▶ _Exercise details_
Copy out lines with the word "Escapement" from the material that follows.

========

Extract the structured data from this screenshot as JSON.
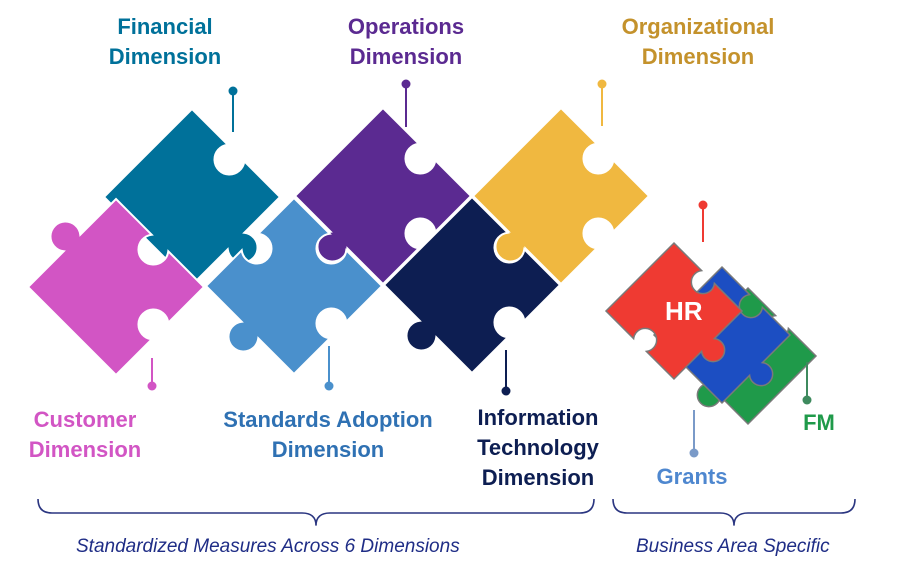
{
  "colors": {
    "financial": "#00719a",
    "operations": "#5b2a91",
    "organizational": "#f0b840",
    "organizational_text": "#c4922c",
    "customer": "#d255c4",
    "standards": "#4a90cc",
    "standards_text": "#2f71b3",
    "it": "#0d1e52",
    "hr": "#ef3a32",
    "grants": "#1c4ec2",
    "grants_text": "#4e87cf",
    "fm": "#1f9a4a",
    "bracket": "#2a3580"
  },
  "labels": {
    "financial": [
      "Financial",
      "Dimension"
    ],
    "operations": [
      "Operations",
      "Dimension"
    ],
    "organizational": [
      "Organizational",
      "Dimension"
    ],
    "customer": [
      "Customer",
      "Dimension"
    ],
    "standards": [
      "Standards Adoption",
      "Dimension"
    ],
    "it": [
      "Information",
      "Technology",
      "Dimension"
    ],
    "hr": "HR",
    "grants": "Grants",
    "fm": "FM"
  },
  "footer": {
    "left": "Standardized Measures Across 6 Dimensions",
    "right": "Business Area Specific"
  }
}
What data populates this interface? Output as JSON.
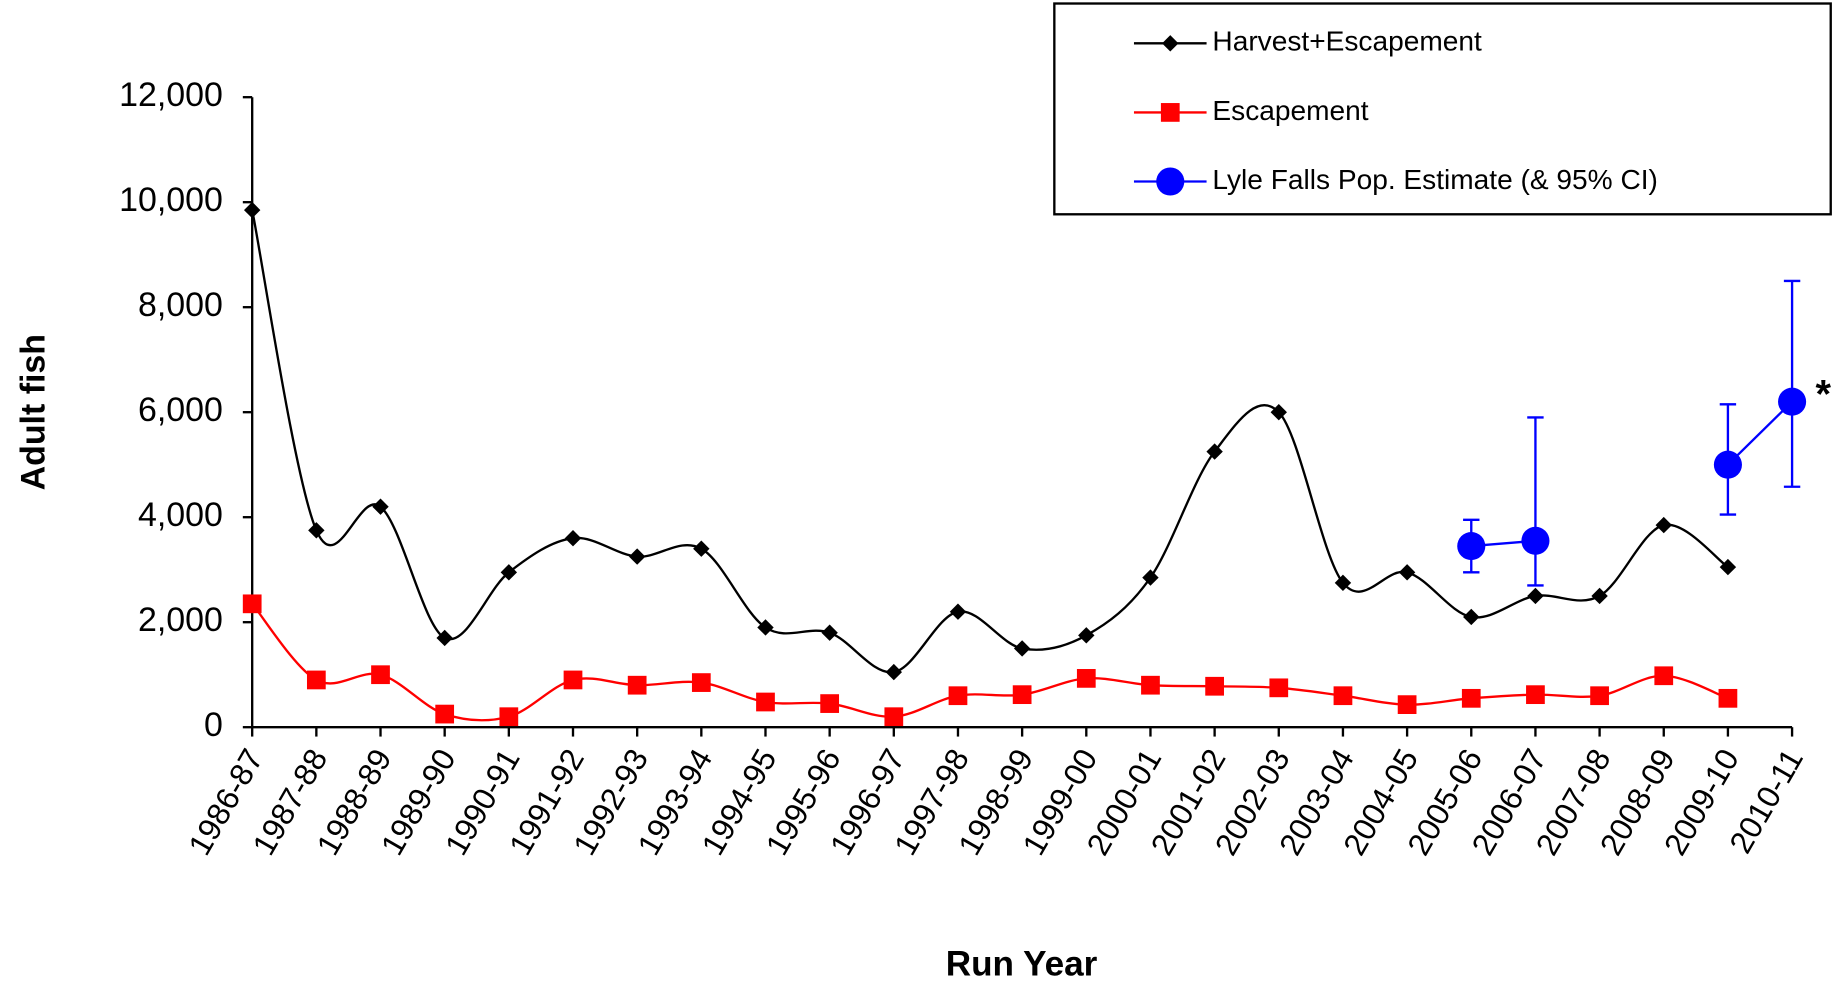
{
  "chart_data": {
    "type": "line",
    "y_label": "Adult fish",
    "x_label": "Run Year",
    "annotation": "*",
    "categories": [
      "1986-87",
      "1987-88",
      "1988-89",
      "1989-90",
      "1990-91",
      "1991-92",
      "1992-93",
      "1993-94",
      "1994-95",
      "1995-96",
      "1996-97",
      "1997-98",
      "1998-99",
      "1999-00",
      "2000-01",
      "2001-02",
      "2002-03",
      "2003-04",
      "2004-05",
      "2005-06",
      "2006-07",
      "2007-08",
      "2008-09",
      "2009-10",
      "2010-11"
    ],
    "series": [
      {
        "name": "Harvest+Escapement",
        "color": "#000000",
        "marker": "diamond",
        "smooth": true,
        "values": [
          9850,
          3750,
          4200,
          1700,
          2950,
          3600,
          3250,
          3400,
          1900,
          1800,
          1050,
          2200,
          1500,
          1750,
          2850,
          5250,
          6000,
          2750,
          2950,
          2100,
          2500,
          2500,
          3850,
          3050,
          null
        ]
      },
      {
        "name": "Escapement",
        "color": "#ff0000",
        "marker": "square",
        "smooth": true,
        "values": [
          2350,
          900,
          1000,
          250,
          200,
          900,
          800,
          850,
          480,
          450,
          200,
          600,
          620,
          930,
          800,
          780,
          750,
          600,
          430,
          550,
          620,
          600,
          980,
          550,
          null
        ]
      },
      {
        "name": "Lyle Falls Pop. Estimate (& 95% CI)",
        "color": "#0000ff",
        "marker": "circle",
        "smooth": false,
        "values": [
          null,
          null,
          null,
          null,
          null,
          null,
          null,
          null,
          null,
          null,
          null,
          null,
          null,
          null,
          null,
          null,
          null,
          null,
          null,
          3450,
          3550,
          null,
          null,
          5000,
          6200
        ],
        "ci_low": [
          null,
          null,
          null,
          null,
          null,
          null,
          null,
          null,
          null,
          null,
          null,
          null,
          null,
          null,
          null,
          null,
          null,
          null,
          null,
          2950,
          2700,
          null,
          null,
          4050,
          4580
        ],
        "ci_high": [
          null,
          null,
          null,
          null,
          null,
          null,
          null,
          null,
          null,
          null,
          null,
          null,
          null,
          null,
          null,
          null,
          null,
          null,
          null,
          3950,
          5900,
          null,
          null,
          6150,
          8500
        ]
      }
    ],
    "ylim": [
      0,
      12000
    ],
    "yticks": [
      0,
      {
        "value": 2000,
        "label": "2,000"
      },
      {
        "value": 4000,
        "label": "4,000"
      },
      {
        "value": 6000,
        "label": "6,000"
      },
      {
        "value": 8000,
        "label": "8,000"
      },
      {
        "value": 10000,
        "label": "10,000"
      },
      {
        "value": 12000,
        "label": "12,000"
      }
    ],
    "legend": "top-right",
    "grid": false
  }
}
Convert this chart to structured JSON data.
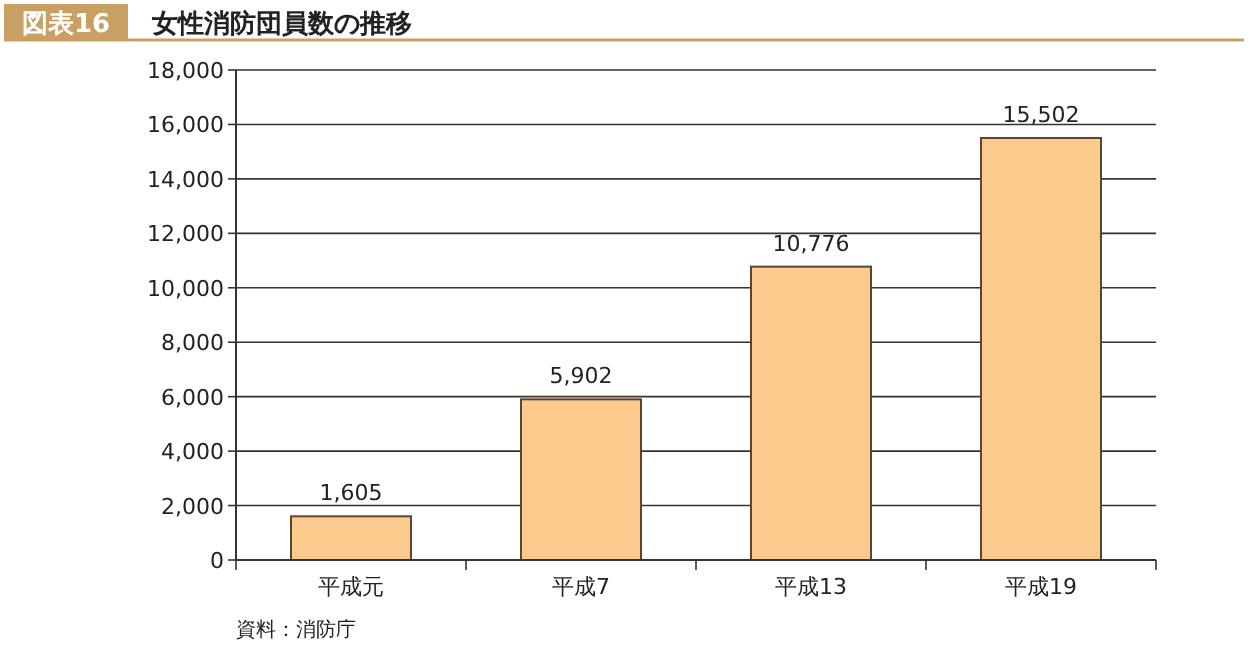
{
  "chart_data": {
    "type": "bar",
    "title": "女性消防団員数の推移",
    "annotations": [
      "図表16",
      "資料：消防庁"
    ],
    "categories": [
      "平成元",
      "平成7",
      "平成13",
      "平成19"
    ],
    "values": [
      1605,
      5902,
      10776,
      15502
    ],
    "value_labels": [
      "1,605",
      "5,902",
      "10,776",
      "15,502"
    ],
    "color": "#fdca8e",
    "ylim": [
      0,
      18000
    ],
    "yticks": [
      {
        "value": 0,
        "label": "0"
      },
      {
        "value": 2000,
        "label": "2,000"
      },
      {
        "value": 4000,
        "label": "4,000"
      },
      {
        "value": 6000,
        "label": "6,000"
      },
      {
        "value": 8000,
        "label": "8,000"
      },
      {
        "value": 10000,
        "label": "10,000"
      },
      {
        "value": 12000,
        "label": "12,000"
      },
      {
        "value": 14000,
        "label": "14,000"
      },
      {
        "value": 16000,
        "label": "16,000"
      },
      {
        "value": 18000,
        "label": "18,000"
      }
    ],
    "grid": "y"
  }
}
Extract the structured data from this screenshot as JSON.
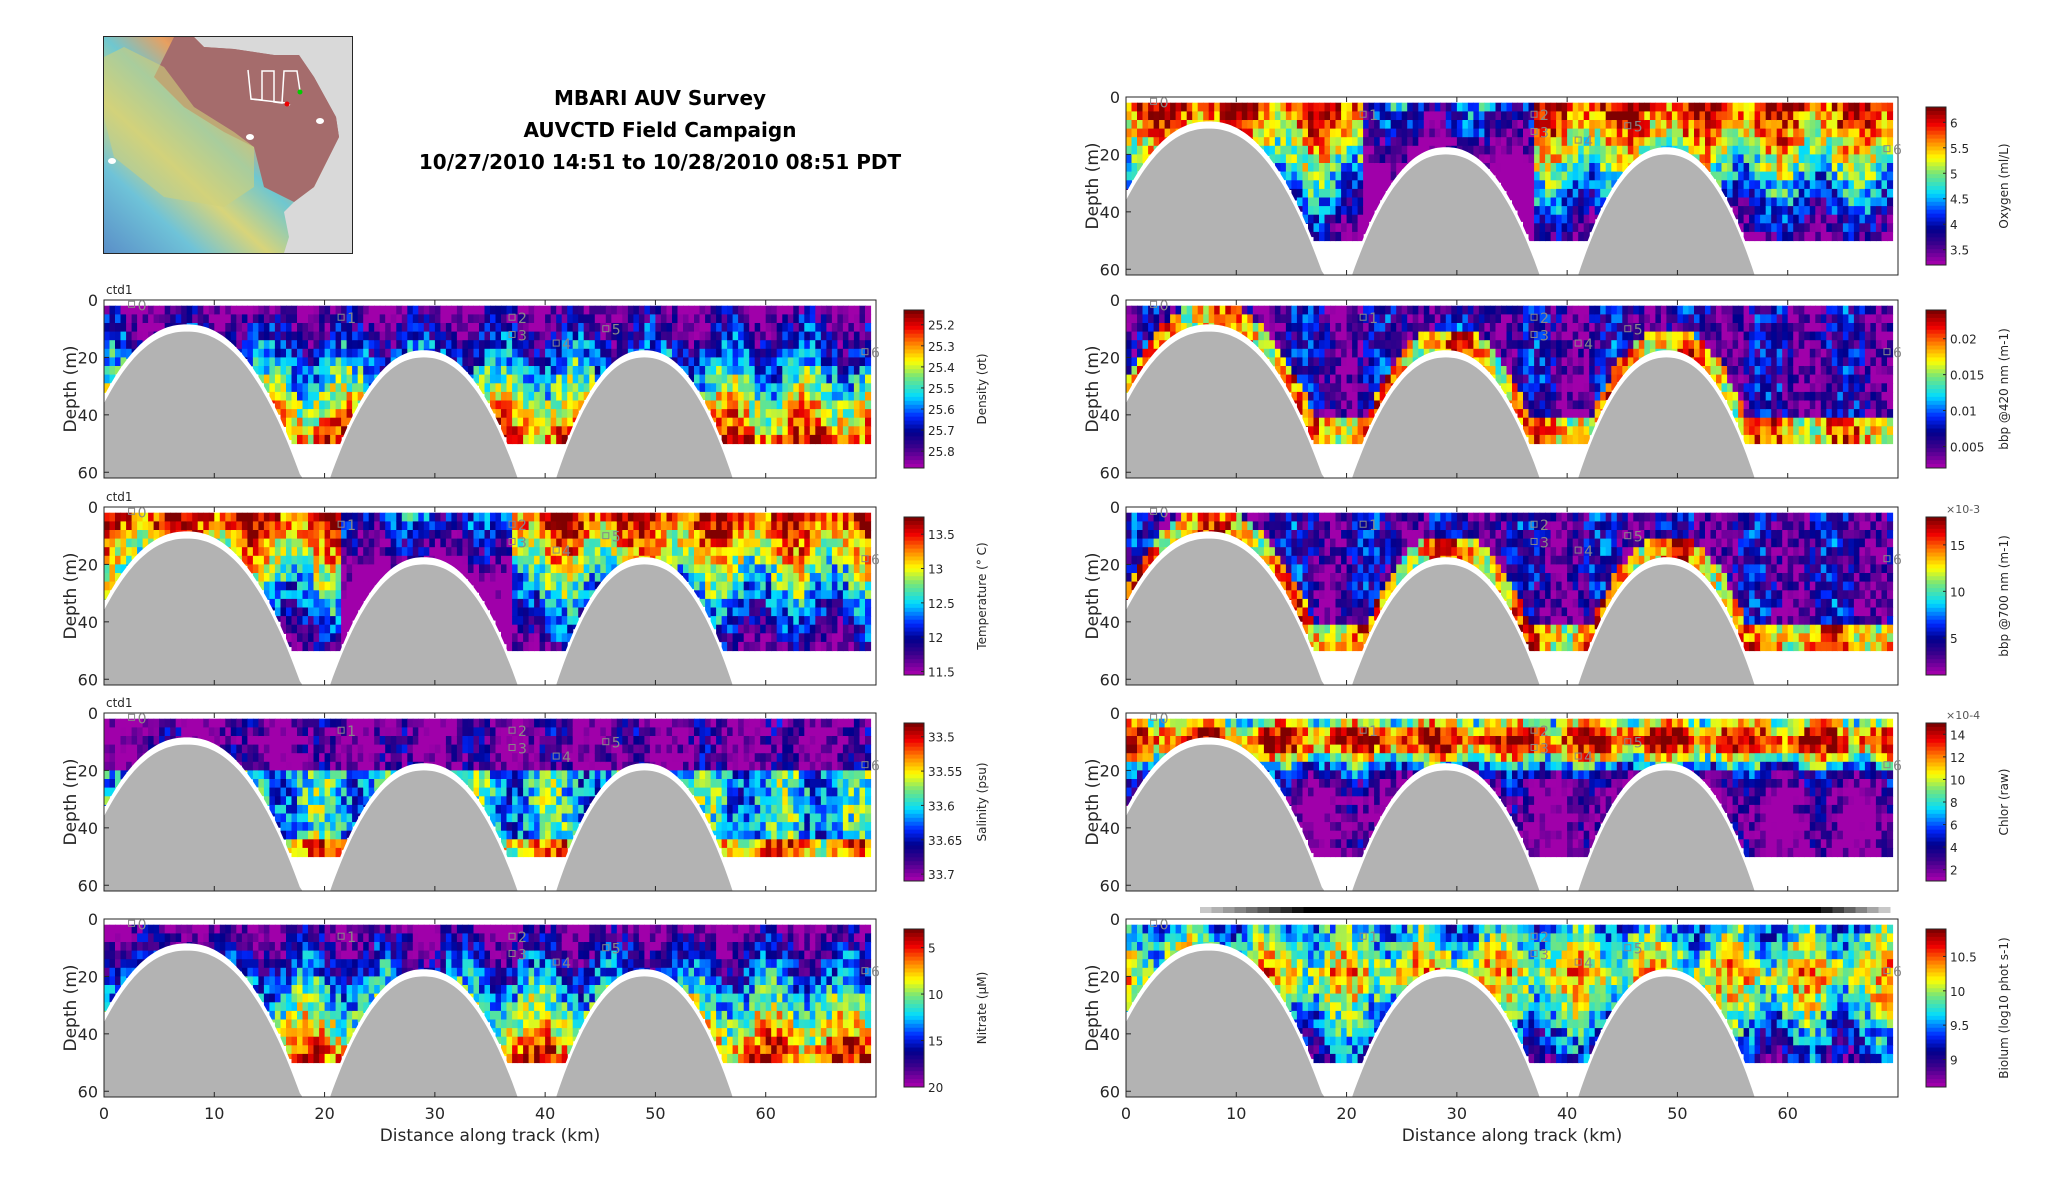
{
  "header": {
    "title_line1": "MBARI AUV Survey",
    "title_line2": "AUVCTD Field Campaign",
    "title_line3": "10/27/2010 14:51 to 10/28/2010 08:51 PDT"
  },
  "map": {
    "description_label": "survey-location-map",
    "track_start_color": "#00cc00",
    "track_end_color": "#ee0000"
  },
  "chart_data": [
    {
      "type": "heatmap",
      "panel": "left-1",
      "source_label": "ctd1",
      "ylabel": "Depth (m)",
      "xlabel": "",
      "xlim": [
        0,
        70
      ],
      "ylim": [
        60,
        0
      ],
      "yticks": [
        "0",
        "20",
        "40",
        "60"
      ],
      "xticks": [
        0,
        10,
        20,
        30,
        40,
        50,
        60
      ],
      "colorbar": {
        "label": "Density (σt)",
        "ticks": [
          "25.2",
          "25.3",
          "25.4",
          "25.5",
          "25.6",
          "25.7",
          "25.8"
        ],
        "range": [
          25.13,
          25.88
        ],
        "reversed": true
      },
      "markers": [
        "0",
        "1",
        "2",
        "3",
        "4",
        "5",
        "6"
      ]
    },
    {
      "type": "heatmap",
      "panel": "left-2",
      "source_label": "ctd1",
      "ylabel": "Depth (m)",
      "xlabel": "",
      "xlim": [
        0,
        70
      ],
      "ylim": [
        60,
        0
      ],
      "yticks": [
        "0",
        "20",
        "40",
        "60"
      ],
      "xticks": [
        0,
        10,
        20,
        30,
        40,
        50,
        60
      ],
      "colorbar": {
        "label": "Temperature (° C)",
        "ticks": [
          "13.5",
          "13",
          "12.5",
          "12",
          "11.5"
        ],
        "range": [
          11.45,
          13.75
        ],
        "reversed": false
      },
      "markers": [
        "0",
        "1",
        "2",
        "3",
        "4",
        "5",
        "6"
      ]
    },
    {
      "type": "heatmap",
      "panel": "left-3",
      "source_label": "ctd1",
      "ylabel": "Depth (m)",
      "xlabel": "",
      "xlim": [
        0,
        70
      ],
      "ylim": [
        60,
        0
      ],
      "yticks": [
        "0",
        "20",
        "40",
        "60"
      ],
      "xticks": [
        0,
        10,
        20,
        30,
        40,
        50,
        60
      ],
      "colorbar": {
        "label": "Salinity (psu)",
        "ticks": [
          "33.5",
          "33.55",
          "33.6",
          "33.65",
          "33.7"
        ],
        "range": [
          33.48,
          33.71
        ],
        "reversed": true
      },
      "markers": [
        "0",
        "1",
        "2",
        "3",
        "4",
        "5",
        "6"
      ]
    },
    {
      "type": "heatmap",
      "panel": "left-4",
      "source_label": "",
      "ylabel": "Depth (m)",
      "xlabel": "Distance along track (km)",
      "xlim": [
        0,
        70
      ],
      "ylim": [
        60,
        0
      ],
      "yticks": [
        "0",
        "20",
        "40",
        "60"
      ],
      "xticks": [
        0,
        10,
        20,
        30,
        40,
        50,
        60
      ],
      "colorbar": {
        "label": "Nitrate (μM)",
        "ticks": [
          "5",
          "10",
          "15",
          "20"
        ],
        "range": [
          3,
          20
        ],
        "reversed": true
      },
      "markers": [
        "0",
        "1",
        "2",
        "3",
        "4",
        "5",
        "6"
      ]
    },
    {
      "type": "heatmap",
      "panel": "right-1",
      "source_label": "",
      "ylabel": "Depth (m)",
      "xlabel": "",
      "xlim": [
        0,
        70
      ],
      "ylim": [
        60,
        0
      ],
      "yticks": [
        "0",
        "20",
        "40",
        "60"
      ],
      "xticks": [
        0,
        10,
        20,
        30,
        40,
        50,
        60
      ],
      "colorbar": {
        "label": "Oxygen (ml/L)",
        "ticks": [
          "6",
          "5.5",
          "5",
          "4.5",
          "4",
          "3.5"
        ],
        "range": [
          3.2,
          6.3
        ],
        "reversed": false
      },
      "markers": [
        "0",
        "1",
        "2",
        "3",
        "4",
        "5",
        "6"
      ]
    },
    {
      "type": "heatmap",
      "panel": "right-2",
      "source_label": "",
      "ylabel": "Depth (m)",
      "xlabel": "",
      "xlim": [
        0,
        70
      ],
      "ylim": [
        60,
        0
      ],
      "yticks": [
        "0",
        "20",
        "40",
        "60"
      ],
      "xticks": [
        0,
        10,
        20,
        30,
        40,
        50,
        60
      ],
      "colorbar": {
        "label": "bbp @420 nm (m-1)",
        "ticks": [
          "0.02",
          "0.015",
          "0.01",
          "0.005"
        ],
        "range": [
          0.002,
          0.024
        ],
        "reversed": false
      },
      "markers": [
        "0",
        "1",
        "2",
        "3",
        "4",
        "5",
        "6"
      ]
    },
    {
      "type": "heatmap",
      "panel": "right-3",
      "source_label": "",
      "ylabel": "Depth (m)",
      "xlabel": "",
      "xlim": [
        0,
        70
      ],
      "ylim": [
        60,
        0
      ],
      "yticks": [
        "0",
        "20",
        "40",
        "60"
      ],
      "xticks": [
        0,
        10,
        20,
        30,
        40,
        50,
        60
      ],
      "colorbar": {
        "label": "bbp @700 nm (m-1)",
        "exponent": "×10-3",
        "ticks": [
          "15",
          "10",
          "5"
        ],
        "range": [
          1,
          18
        ],
        "reversed": false
      },
      "markers": [
        "0",
        "1",
        "2",
        "3",
        "4",
        "5",
        "6"
      ]
    },
    {
      "type": "heatmap",
      "panel": "right-4",
      "source_label": "",
      "ylabel": "Depth (m)",
      "xlabel": "",
      "xlim": [
        0,
        70
      ],
      "ylim": [
        60,
        0
      ],
      "yticks": [
        "0",
        "20",
        "40",
        "60"
      ],
      "xticks": [
        0,
        10,
        20,
        30,
        40,
        50,
        60
      ],
      "colorbar": {
        "label": "Chlor (raw)",
        "exponent": "×10-4",
        "ticks": [
          "14",
          "12",
          "10",
          "8",
          "6",
          "4",
          "2"
        ],
        "range": [
          1,
          15
        ],
        "reversed": false
      },
      "markers": [
        "0",
        "1",
        "2",
        "3",
        "4",
        "5",
        "6"
      ]
    },
    {
      "type": "heatmap",
      "panel": "right-5",
      "source_label": "",
      "ylabel": "Depth (m)",
      "xlabel": "Distance along track (km)",
      "xlim": [
        0,
        70
      ],
      "ylim": [
        60,
        0
      ],
      "yticks": [
        "0",
        "20",
        "40",
        "60"
      ],
      "xticks": [
        0,
        10,
        20,
        30,
        40,
        50,
        60
      ],
      "colorbar": {
        "label": "Biolum (log10 phot s-1)",
        "ticks": [
          "10.5",
          "10",
          "9.5",
          "9"
        ],
        "range": [
          8.6,
          10.9
        ],
        "reversed": false
      },
      "markers": [
        "0",
        "1",
        "2",
        "3",
        "4",
        "5",
        "6"
      ]
    }
  ]
}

========

▶ _Task solution_
        "name": "Harvest+Escapement",
        "name": "Escapement",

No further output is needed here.